## TASK DETAILS
Change every "TOI-283 b" in the lines below to "TOI-283 c", leaving the rest of each line untouched.

## MATERIAL FOR THIS EXERCISE
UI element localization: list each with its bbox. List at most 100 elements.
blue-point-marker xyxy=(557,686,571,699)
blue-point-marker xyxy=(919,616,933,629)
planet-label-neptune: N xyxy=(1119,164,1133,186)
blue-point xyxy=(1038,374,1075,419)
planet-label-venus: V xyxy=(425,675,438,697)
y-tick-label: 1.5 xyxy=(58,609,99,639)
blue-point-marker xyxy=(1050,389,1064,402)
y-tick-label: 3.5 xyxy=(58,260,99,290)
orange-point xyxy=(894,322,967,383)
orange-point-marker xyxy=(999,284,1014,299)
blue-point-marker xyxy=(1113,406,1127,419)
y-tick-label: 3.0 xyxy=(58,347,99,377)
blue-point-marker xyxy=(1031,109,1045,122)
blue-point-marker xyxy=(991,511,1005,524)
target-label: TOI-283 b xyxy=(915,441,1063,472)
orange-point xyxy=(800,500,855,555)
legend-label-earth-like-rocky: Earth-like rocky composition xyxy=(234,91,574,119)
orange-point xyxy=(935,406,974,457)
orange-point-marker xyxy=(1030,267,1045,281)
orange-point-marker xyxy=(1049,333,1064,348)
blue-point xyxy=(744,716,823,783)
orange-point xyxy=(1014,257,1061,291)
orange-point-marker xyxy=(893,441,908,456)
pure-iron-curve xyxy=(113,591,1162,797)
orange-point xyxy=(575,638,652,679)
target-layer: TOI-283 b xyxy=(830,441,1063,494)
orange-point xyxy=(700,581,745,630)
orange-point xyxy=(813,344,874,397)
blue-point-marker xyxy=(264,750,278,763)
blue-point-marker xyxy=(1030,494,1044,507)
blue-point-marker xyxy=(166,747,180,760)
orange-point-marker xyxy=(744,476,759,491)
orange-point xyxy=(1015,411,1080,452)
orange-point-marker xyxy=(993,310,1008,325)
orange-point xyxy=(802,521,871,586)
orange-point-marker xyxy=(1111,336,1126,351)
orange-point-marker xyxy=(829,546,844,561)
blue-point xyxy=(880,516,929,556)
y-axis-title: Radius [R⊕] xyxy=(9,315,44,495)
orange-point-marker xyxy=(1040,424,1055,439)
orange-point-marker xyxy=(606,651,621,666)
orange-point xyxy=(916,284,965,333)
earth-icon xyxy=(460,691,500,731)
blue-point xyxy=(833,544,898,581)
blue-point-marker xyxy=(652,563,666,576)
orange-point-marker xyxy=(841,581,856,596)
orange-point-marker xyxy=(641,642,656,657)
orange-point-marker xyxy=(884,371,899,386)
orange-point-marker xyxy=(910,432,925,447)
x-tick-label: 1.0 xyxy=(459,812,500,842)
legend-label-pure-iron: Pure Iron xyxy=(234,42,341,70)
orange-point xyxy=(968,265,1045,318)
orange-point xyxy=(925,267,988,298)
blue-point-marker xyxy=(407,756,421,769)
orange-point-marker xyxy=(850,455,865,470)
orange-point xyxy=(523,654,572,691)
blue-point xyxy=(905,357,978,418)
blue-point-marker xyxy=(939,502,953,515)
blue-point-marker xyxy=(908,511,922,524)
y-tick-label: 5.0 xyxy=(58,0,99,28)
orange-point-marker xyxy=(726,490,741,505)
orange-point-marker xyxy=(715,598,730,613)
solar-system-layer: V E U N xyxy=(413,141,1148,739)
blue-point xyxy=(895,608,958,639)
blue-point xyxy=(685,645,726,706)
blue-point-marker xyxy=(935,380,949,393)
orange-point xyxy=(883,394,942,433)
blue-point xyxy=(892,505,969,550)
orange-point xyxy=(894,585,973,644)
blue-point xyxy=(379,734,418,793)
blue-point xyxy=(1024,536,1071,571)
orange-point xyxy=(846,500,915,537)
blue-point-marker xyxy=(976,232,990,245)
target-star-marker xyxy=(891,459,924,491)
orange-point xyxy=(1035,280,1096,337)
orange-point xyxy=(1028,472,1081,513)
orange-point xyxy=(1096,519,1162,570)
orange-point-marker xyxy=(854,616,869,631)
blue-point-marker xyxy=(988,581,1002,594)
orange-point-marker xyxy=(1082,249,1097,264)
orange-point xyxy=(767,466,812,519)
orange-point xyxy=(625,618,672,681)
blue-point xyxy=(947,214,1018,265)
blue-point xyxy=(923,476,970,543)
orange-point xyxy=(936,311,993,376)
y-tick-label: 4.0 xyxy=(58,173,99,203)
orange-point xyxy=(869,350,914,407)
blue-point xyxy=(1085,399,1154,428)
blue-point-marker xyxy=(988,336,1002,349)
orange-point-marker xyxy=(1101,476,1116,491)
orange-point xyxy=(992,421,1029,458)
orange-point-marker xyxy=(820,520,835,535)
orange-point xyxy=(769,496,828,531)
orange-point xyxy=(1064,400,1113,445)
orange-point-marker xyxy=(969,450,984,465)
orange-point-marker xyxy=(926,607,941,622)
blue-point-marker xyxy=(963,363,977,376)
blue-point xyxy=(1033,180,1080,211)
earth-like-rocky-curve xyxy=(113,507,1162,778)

## ANSWER BELOW
UI element localization: list each with its bbox. List at most 100 elements.
blue-point-marker xyxy=(557,686,571,699)
blue-point-marker xyxy=(919,616,933,629)
planet-label-neptune: N xyxy=(1119,164,1133,186)
blue-point xyxy=(1038,374,1075,419)
planet-label-venus: V xyxy=(425,675,438,697)
y-tick-label: 1.5 xyxy=(58,609,99,639)
blue-point-marker xyxy=(1050,389,1064,402)
y-tick-label: 3.5 xyxy=(58,260,99,290)
orange-point xyxy=(894,322,967,383)
orange-point-marker xyxy=(999,284,1014,299)
blue-point-marker xyxy=(1113,406,1127,419)
y-tick-label: 3.0 xyxy=(58,347,99,377)
blue-point-marker xyxy=(1031,109,1045,122)
blue-point-marker xyxy=(991,511,1005,524)
target-label: TOI-283 c xyxy=(915,441,1063,472)
orange-point xyxy=(800,500,855,555)
legend-label-earth-like-rocky: Earth-like rocky composition xyxy=(234,91,574,119)
orange-point xyxy=(935,406,974,457)
orange-point-marker xyxy=(1030,267,1045,281)
orange-point-marker xyxy=(1049,333,1064,348)
blue-point xyxy=(744,716,823,783)
orange-point xyxy=(1014,257,1061,291)
orange-point-marker xyxy=(893,441,908,456)
pure-iron-curve xyxy=(113,591,1162,797)
orange-point xyxy=(575,638,652,679)
target-layer: TOI-283 c xyxy=(830,441,1063,494)
orange-point xyxy=(700,581,745,630)
orange-point xyxy=(813,344,874,397)
blue-point-marker xyxy=(264,750,278,763)
blue-point-marker xyxy=(1030,494,1044,507)
blue-point-marker xyxy=(166,747,180,760)
orange-point-marker xyxy=(744,476,759,491)
orange-point xyxy=(1015,411,1080,452)
orange-point-marker xyxy=(993,310,1008,325)
orange-point xyxy=(802,521,871,586)
orange-point-marker xyxy=(1111,336,1126,351)
orange-point-marker xyxy=(829,546,844,561)
blue-point xyxy=(880,516,929,556)
y-axis-title: Radius [R⊕] xyxy=(9,315,44,495)
orange-point-marker xyxy=(1040,424,1055,439)
orange-point-marker xyxy=(606,651,621,666)
orange-point xyxy=(916,284,965,333)
earth-icon xyxy=(460,691,500,731)
blue-point xyxy=(833,544,898,581)
blue-point-marker xyxy=(652,563,666,576)
orange-point-marker xyxy=(841,581,856,596)
orange-point-marker xyxy=(641,642,656,657)
orange-point-marker xyxy=(884,371,899,386)
orange-point-marker xyxy=(910,432,925,447)
x-tick-label: 1.0 xyxy=(459,812,500,842)
legend-label-pure-iron: Pure Iron xyxy=(234,42,341,70)
orange-point xyxy=(968,265,1045,318)
orange-point xyxy=(925,267,988,298)
blue-point-marker xyxy=(407,756,421,769)
orange-point-marker xyxy=(850,455,865,470)
orange-point xyxy=(523,654,572,691)
blue-point xyxy=(905,357,978,418)
blue-point-marker xyxy=(939,502,953,515)
blue-point-marker xyxy=(908,511,922,524)
y-tick-label: 5.0 xyxy=(58,0,99,28)
orange-point-marker xyxy=(726,490,741,505)
orange-point-marker xyxy=(715,598,730,613)
solar-system-layer: V E U N xyxy=(413,141,1148,739)
blue-point xyxy=(895,608,958,639)
blue-point xyxy=(685,645,726,706)
blue-point-marker xyxy=(935,380,949,393)
orange-point xyxy=(883,394,942,433)
blue-point xyxy=(892,505,969,550)
orange-point xyxy=(894,585,973,644)
blue-point xyxy=(379,734,418,793)
blue-point xyxy=(1024,536,1071,571)
orange-point xyxy=(846,500,915,537)
blue-point-marker xyxy=(976,232,990,245)
target-star-marker xyxy=(891,459,924,491)
orange-point xyxy=(1035,280,1096,337)
orange-point xyxy=(1028,472,1081,513)
orange-point xyxy=(1096,519,1162,570)
orange-point-marker xyxy=(854,616,869,631)
blue-point-marker xyxy=(988,581,1002,594)
orange-point-marker xyxy=(1082,249,1097,264)
orange-point xyxy=(767,466,812,519)
orange-point xyxy=(625,618,672,681)
blue-point xyxy=(947,214,1018,265)
blue-point xyxy=(923,476,970,543)
orange-point xyxy=(936,311,993,376)
y-tick-label: 4.0 xyxy=(58,173,99,203)
orange-point xyxy=(869,350,914,407)
blue-point xyxy=(1085,399,1154,428)
blue-point-marker xyxy=(988,336,1002,349)
orange-point-marker xyxy=(1101,476,1116,491)
orange-point xyxy=(992,421,1029,458)
orange-point-marker xyxy=(820,520,835,535)
orange-point xyxy=(769,496,828,531)
orange-point xyxy=(1064,400,1113,445)
orange-point-marker xyxy=(969,450,984,465)
orange-point-marker xyxy=(926,607,941,622)
blue-point-marker xyxy=(963,363,977,376)
blue-point xyxy=(1033,180,1080,211)
earth-like-rocky-curve xyxy=(113,507,1162,778)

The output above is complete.